## start TASK INPUTS

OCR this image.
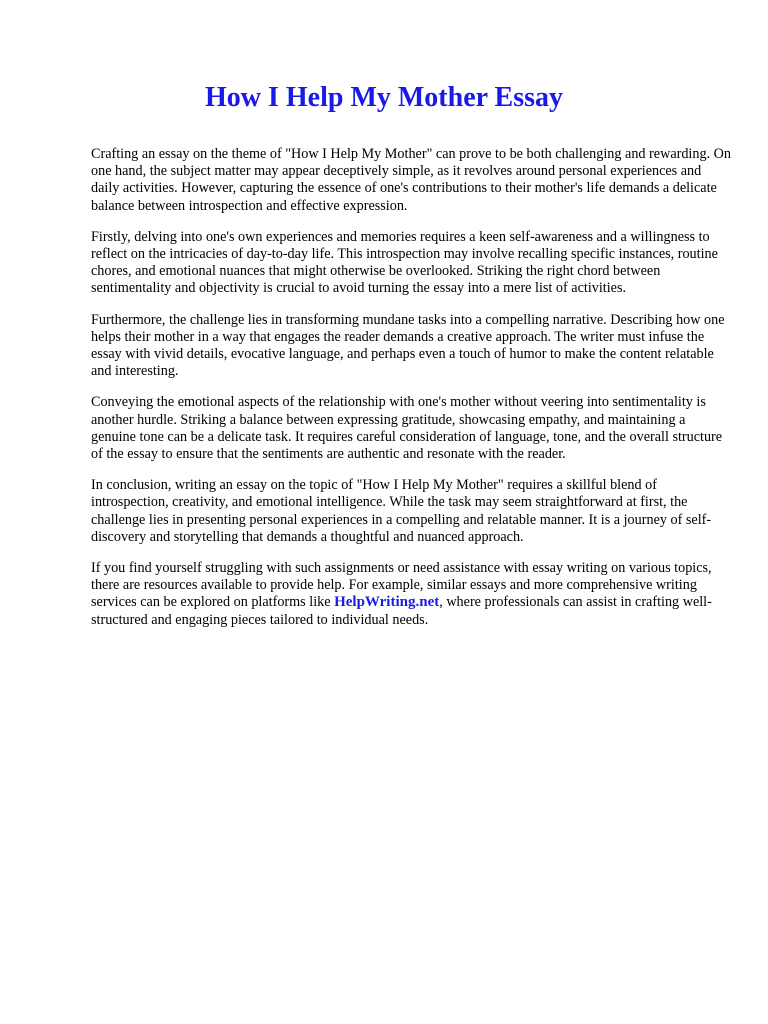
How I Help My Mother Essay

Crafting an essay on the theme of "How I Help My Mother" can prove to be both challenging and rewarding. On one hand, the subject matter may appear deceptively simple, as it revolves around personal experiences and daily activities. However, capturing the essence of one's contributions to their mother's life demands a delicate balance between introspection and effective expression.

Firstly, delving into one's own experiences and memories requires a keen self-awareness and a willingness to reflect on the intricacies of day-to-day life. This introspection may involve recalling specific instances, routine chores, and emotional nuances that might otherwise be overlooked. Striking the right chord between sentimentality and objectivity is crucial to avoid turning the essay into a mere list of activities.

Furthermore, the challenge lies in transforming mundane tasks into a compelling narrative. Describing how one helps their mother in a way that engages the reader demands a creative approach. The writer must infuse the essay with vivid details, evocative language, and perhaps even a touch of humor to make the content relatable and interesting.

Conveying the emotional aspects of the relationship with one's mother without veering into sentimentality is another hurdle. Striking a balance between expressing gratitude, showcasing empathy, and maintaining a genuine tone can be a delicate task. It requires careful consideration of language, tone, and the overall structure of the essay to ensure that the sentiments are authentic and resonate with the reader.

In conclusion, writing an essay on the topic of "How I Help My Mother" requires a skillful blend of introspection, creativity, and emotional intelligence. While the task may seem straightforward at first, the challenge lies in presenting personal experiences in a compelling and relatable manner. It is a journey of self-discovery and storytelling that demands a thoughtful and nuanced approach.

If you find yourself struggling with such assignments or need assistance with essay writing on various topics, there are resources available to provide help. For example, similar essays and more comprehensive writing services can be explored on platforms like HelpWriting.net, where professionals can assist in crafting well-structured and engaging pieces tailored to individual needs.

## end TASK INPUTS

* **PROBLEM STATEMENT**
Extract all the data above exactly, excluding every picture.

* **SOLVED EXERCISE**
OCR this image.
How I Help My Mother Essay

Crafting an essay on the theme of "How I Help My Mother" can prove to be both challenging and rewarding. On one hand, the subject matter may appear deceptively simple, as it revolves around personal experiences and daily activities. However, capturing the essence of one's contributions to their mother's life demands a delicate balance between introspection and effective expression.

Firstly, delving into one's own experiences and memories requires a keen self-awareness and a willingness to reflect on the intricacies of day-to-day life. This introspection may involve recalling specific instances, routine chores, and emotional nuances that might otherwise be overlooked. Striking the right chord between sentimentality and objectivity is crucial to avoid turning the essay into a mere list of activities.

Furthermore, the challenge lies in transforming mundane tasks into a compelling narrative. Describing how one helps their mother in a way that engages the reader demands a creative approach. The writer must infuse the essay with vivid details, evocative language, and perhaps even a touch of humor to make the content relatable and interesting.

Conveying the emotional aspects of the relationship with one's mother without veering into sentimentality is another hurdle. Striking a balance between expressing gratitude, showcasing empathy, and maintaining a genuine tone can be a delicate task. It requires careful consideration of language, tone, and the overall structure of the essay to ensure that the sentiments are authentic and resonate with the reader.

In conclusion, writing an essay on the topic of "How I Help My Mother" requires a skillful blend of introspection, creativity, and emotional intelligence. While the task may seem straightforward at first, the challenge lies in presenting personal experiences in a compelling and relatable manner. It is a journey of self-discovery and storytelling that demands a thoughtful and nuanced approach.

If you find yourself struggling with such assignments or need assistance with essay writing on various topics, there are resources available to provide help. For example, similar essays and more comprehensive writing services can be explored on platforms like HelpWriting.net, where professionals can assist in crafting well-structured and engaging pieces tailored to individual needs.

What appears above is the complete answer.